## [Passage for review]
▼▼▼

The reopening of the Academy’s Piccadilly HQ after refurbishment aims to symbolise Bafta’s more inclusive membership and ambitions.
Bafta is back. The British academy’s headquarters on London’s Piccadilly, shuttered since July 2019, is down to its final snagging after a $34m (£25m) facelift. And, with hindsight, it’s hard to think of a better time to be closed than during the Covid-19 pandemic. Fortune sometimes does favour the bold.
Like everyone and every business post-lockdown, it feels the same yet different. As 195 Piccadilly, built in 1883 as the home for the Royal Institute of Painters in Water Colours and headquarters of Bafta since 1974, reopens softly in November and December, it will look very familiar — and completely changed. And certainly better. Bafta has literally raised the roof, adding three metres and an entire floor, and peeling back some of the building’s old beauty, reusing and refashioning down to the floorboards in a way that would make Greta Thunberg proud. Downstairs, the Princess Anne Theatre has been given a state-of-the-art sonic refurb, for example, but features the old chairs, improved and reupholstered. Finally, the academy has a physical edifice in which to base its multimedia efforts.
Bafta sees the reopening as a huge step in its push to open access across the film, TV and games sectors and address the thorny issue of under-representation in its membership. The changes start at the front door. Where once there was an unfriendly buzzer system that all but chimed “Keep out, plebs”, now there is a widened lobby area and a manned reception desk.
The doors of 195 Piccadilly will open properly when the nomination lists for this year are finalised in February 2022, because awards are back too — and properly this time. It can’t be denied that last year’s awards were a challenge; nobody knew where to put their hands while celebrating achievement in cinema in a world of rolling lockdowns and mass deaths. Even as entertainment consumption rose on a global basis and signs of a production boom were unmistakable, rejoicing still didn’t feel like a good look.
Every now and then a Zoom acceptance speech (Bafta rising star Bukky Bakray, for example) would burst into life and remind us this was showbusiness after all. Yet the pictures of Chloé Zhao, Frances McDormand and their colleagues accepting their (deserved) Oscars for Nomadland on the delayed night (April 25) tell you all you need to know about the 93rd Oscars. The team was clad in subdued outfits of black and oatmeal, reminiscent of the pint of Guinness you wanted at the end of a show for which viewership dropped by 51%.
The pandemic isn’t over but the entertainment industry has grown beyond any wild predictions in the interim, with streamers turning up the fire on a bubbling pot. Take the UK, the country Bafta represents, where the headline crisis is a lack of studio space and screen skills, not the layoffs and redundancies of 2019.
Yet it wasn’t just the pandemic that made last year’s ceremonies awkward. Issues of representation and #MeToo raged on in a world that was clearly so unequal, as the pandemic painfully demonstrated. The Golden Globes buckled under the weight of the organisation’s lack of diversity and Bafta itself had a deeply uncomfortable time: in the middle of a well-publicised drive to address its inclusivity issues — already evidenced in the nominations — the decision to award Noel Clarke with an honorary gong was a #MeToo own goal.
It feels as if the only way is up now for the business of awards — and it most certainly is a business, albeit one that often doesn’t realise the need to constantly examine itself or its accountability once the broadcast fees have been banked. Bafta’s shiny old-but-new headquarters in Piccadilly seems suddenly very symbolic of everything we would want for the film industry, with an aim to embrace the new with very wide arms while keeping — and celebrating — the old. Let’s hope this year’s awards season follows suit; certainly the films should show the way.

▲▲▲

## [Study material]
▼▼▼

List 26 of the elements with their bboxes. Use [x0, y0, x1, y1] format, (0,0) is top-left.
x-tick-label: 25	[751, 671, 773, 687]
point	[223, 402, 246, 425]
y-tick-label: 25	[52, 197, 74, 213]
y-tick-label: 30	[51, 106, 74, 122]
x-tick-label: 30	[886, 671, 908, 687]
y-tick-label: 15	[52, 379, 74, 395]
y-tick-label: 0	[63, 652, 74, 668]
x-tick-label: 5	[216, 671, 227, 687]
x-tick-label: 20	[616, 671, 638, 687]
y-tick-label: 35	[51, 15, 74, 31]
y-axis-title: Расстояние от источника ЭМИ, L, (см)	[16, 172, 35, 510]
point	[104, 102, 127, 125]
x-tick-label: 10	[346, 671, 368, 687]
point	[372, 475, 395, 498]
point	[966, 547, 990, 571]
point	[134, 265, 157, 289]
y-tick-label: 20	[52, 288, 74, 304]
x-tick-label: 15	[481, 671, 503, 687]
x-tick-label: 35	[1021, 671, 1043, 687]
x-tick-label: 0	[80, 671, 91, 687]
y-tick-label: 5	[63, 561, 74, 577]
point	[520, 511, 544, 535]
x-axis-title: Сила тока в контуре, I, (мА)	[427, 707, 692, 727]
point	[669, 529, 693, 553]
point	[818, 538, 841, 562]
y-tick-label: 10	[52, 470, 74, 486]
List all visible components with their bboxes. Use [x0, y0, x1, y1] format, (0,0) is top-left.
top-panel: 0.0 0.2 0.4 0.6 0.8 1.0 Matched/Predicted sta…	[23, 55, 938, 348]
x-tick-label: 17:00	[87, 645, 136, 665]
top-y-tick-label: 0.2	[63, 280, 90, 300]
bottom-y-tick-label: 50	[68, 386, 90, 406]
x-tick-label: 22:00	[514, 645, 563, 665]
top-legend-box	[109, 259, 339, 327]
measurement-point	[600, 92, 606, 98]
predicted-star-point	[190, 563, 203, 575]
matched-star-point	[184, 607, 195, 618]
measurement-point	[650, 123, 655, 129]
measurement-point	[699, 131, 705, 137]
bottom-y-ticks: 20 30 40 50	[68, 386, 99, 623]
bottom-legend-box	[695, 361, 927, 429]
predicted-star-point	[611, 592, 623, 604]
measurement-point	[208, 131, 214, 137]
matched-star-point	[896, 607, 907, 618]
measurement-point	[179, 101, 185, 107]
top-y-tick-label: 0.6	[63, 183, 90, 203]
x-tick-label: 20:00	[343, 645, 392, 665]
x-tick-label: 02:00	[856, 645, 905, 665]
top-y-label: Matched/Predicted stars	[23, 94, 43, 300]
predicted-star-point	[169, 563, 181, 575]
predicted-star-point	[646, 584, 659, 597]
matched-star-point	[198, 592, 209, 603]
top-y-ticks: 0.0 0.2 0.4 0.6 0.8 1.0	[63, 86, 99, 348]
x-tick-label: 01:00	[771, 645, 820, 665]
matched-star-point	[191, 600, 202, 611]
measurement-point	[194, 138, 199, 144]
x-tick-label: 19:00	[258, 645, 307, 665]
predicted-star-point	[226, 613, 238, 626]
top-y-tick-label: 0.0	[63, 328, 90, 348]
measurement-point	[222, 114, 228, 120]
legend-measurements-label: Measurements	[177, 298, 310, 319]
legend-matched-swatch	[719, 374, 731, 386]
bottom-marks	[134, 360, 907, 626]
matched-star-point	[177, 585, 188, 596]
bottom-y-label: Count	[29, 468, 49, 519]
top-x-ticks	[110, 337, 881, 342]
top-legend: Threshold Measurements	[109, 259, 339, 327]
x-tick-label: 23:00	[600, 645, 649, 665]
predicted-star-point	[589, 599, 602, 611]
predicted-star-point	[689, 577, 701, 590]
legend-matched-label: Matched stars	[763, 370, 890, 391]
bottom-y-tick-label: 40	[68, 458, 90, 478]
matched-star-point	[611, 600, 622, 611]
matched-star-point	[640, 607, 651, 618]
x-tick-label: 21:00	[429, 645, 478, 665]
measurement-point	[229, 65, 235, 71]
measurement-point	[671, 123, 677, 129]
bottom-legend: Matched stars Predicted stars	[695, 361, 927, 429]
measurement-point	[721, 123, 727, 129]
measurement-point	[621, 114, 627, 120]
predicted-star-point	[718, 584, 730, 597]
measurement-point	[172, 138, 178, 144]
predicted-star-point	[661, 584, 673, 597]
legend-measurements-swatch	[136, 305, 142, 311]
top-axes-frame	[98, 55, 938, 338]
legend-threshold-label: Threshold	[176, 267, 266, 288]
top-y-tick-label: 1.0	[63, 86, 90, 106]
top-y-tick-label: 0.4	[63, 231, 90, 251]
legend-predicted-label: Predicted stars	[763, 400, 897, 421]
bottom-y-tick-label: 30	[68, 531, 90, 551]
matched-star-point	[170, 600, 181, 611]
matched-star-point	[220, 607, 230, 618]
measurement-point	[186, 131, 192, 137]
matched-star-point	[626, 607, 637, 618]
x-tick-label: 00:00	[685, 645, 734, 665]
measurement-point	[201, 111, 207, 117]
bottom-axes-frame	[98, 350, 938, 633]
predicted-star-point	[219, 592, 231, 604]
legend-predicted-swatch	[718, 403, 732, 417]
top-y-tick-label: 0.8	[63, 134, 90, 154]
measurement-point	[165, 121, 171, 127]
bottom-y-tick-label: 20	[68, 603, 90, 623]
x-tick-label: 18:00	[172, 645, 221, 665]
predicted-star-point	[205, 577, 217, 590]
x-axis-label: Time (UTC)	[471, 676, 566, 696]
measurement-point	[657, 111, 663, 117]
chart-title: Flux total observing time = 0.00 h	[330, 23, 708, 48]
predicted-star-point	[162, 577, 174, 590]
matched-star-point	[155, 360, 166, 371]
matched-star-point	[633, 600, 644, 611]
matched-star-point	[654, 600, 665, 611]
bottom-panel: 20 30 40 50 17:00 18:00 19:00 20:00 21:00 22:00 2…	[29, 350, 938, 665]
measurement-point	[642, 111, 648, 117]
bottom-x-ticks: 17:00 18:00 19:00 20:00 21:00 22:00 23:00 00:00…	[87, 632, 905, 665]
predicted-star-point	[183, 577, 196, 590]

▲▲▲

Repeat word for word the part of the article on Bafta's Piccadilly headquarters from "The doors of" to "a good look.".

## [Answer to this task]
The doors of 195 Piccadilly will open properly when the nomination lists for this year are finalised in February 2022, because awards are back too — and properly this time. It can’t be denied that last year’s awards were a challenge; nobody knew where to put their hands while celebrating achievement in cinema in a world of rolling lockdowns and mass deaths. Even as entertainment consumption rose on a global basis and signs of a production boom were unmistakable, rejoicing still didn’t feel like a good look.